Task brief: Return every line below in which "Qualifikationen" appears.

Collection entries:

━━━

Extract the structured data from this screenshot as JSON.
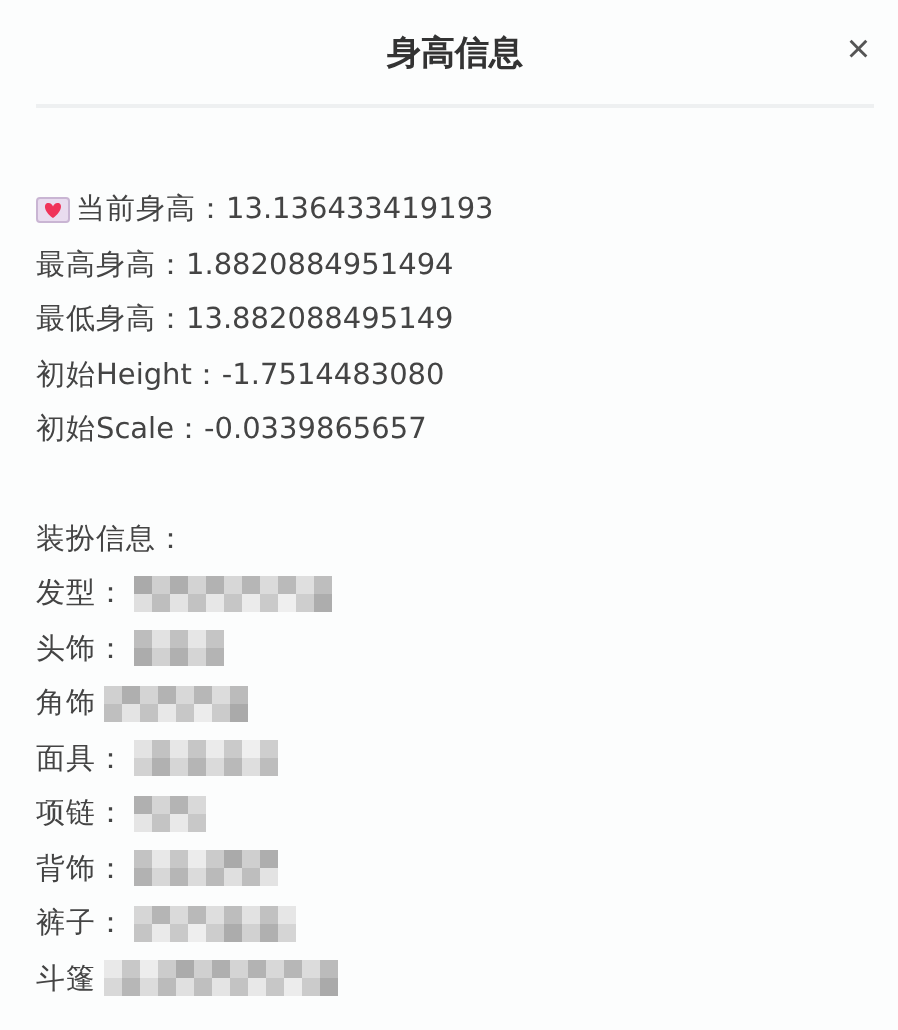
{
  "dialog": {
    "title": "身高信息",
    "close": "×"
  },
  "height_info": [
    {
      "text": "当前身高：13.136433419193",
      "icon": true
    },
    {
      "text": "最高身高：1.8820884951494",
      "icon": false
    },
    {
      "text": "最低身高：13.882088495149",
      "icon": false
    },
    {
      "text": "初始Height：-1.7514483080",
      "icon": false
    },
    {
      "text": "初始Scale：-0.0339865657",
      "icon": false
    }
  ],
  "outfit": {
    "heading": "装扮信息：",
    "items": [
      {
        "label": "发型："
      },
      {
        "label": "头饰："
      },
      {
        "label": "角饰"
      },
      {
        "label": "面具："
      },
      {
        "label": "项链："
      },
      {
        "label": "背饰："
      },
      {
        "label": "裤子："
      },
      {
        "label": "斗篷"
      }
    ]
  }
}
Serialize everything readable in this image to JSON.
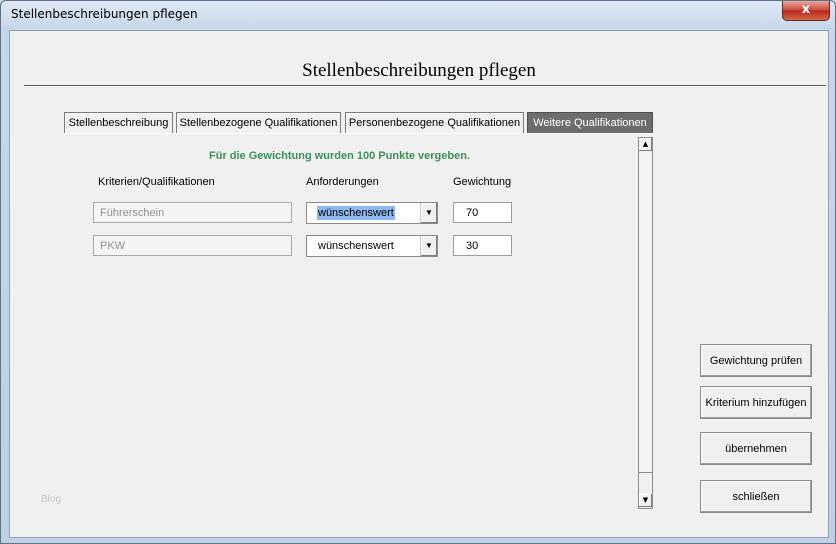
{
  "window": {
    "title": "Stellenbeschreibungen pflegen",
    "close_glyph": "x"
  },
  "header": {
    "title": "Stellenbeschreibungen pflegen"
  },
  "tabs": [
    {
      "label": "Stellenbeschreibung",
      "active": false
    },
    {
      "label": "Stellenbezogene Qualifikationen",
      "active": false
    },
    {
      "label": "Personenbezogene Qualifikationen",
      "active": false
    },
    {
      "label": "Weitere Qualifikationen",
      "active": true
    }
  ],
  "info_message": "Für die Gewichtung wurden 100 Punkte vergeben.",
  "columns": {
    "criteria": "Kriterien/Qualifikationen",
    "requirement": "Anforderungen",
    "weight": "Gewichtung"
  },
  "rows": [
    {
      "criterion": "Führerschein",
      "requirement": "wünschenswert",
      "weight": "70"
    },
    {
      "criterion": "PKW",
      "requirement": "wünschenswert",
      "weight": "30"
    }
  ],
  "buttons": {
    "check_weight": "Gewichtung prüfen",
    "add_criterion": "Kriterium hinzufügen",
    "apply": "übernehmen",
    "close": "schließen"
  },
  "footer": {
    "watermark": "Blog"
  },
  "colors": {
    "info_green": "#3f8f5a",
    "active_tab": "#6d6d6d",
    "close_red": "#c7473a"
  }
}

━━━

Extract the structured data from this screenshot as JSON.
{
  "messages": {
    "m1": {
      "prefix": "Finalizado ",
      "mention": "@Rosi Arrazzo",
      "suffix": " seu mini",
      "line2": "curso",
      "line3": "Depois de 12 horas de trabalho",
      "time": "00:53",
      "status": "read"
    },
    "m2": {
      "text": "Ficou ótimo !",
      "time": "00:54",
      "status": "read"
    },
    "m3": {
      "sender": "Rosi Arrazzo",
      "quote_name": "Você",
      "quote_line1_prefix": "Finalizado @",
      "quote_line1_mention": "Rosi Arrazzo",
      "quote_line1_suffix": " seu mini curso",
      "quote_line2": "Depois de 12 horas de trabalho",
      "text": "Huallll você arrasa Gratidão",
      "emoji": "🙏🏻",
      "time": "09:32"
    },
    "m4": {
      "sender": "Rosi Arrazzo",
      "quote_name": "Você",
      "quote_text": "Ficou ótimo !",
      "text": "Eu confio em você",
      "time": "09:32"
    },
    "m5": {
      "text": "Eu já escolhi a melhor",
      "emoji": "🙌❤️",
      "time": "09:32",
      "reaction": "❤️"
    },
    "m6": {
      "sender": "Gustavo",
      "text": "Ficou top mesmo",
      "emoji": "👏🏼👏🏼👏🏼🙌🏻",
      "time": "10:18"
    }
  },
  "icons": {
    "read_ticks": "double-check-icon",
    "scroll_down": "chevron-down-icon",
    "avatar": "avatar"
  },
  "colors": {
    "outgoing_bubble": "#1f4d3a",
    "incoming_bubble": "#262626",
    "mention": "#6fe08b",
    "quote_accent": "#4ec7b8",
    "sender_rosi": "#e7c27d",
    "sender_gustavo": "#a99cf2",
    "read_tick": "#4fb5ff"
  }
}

━━━

Finished task:
      "label": "Stellenbezogene Qualifikationen",
      "label": "Personenbezogene Qualifikationen",
      "label": "Weitere Qualifikationen",
    "criteria": "Kriterien/Qualifikationen",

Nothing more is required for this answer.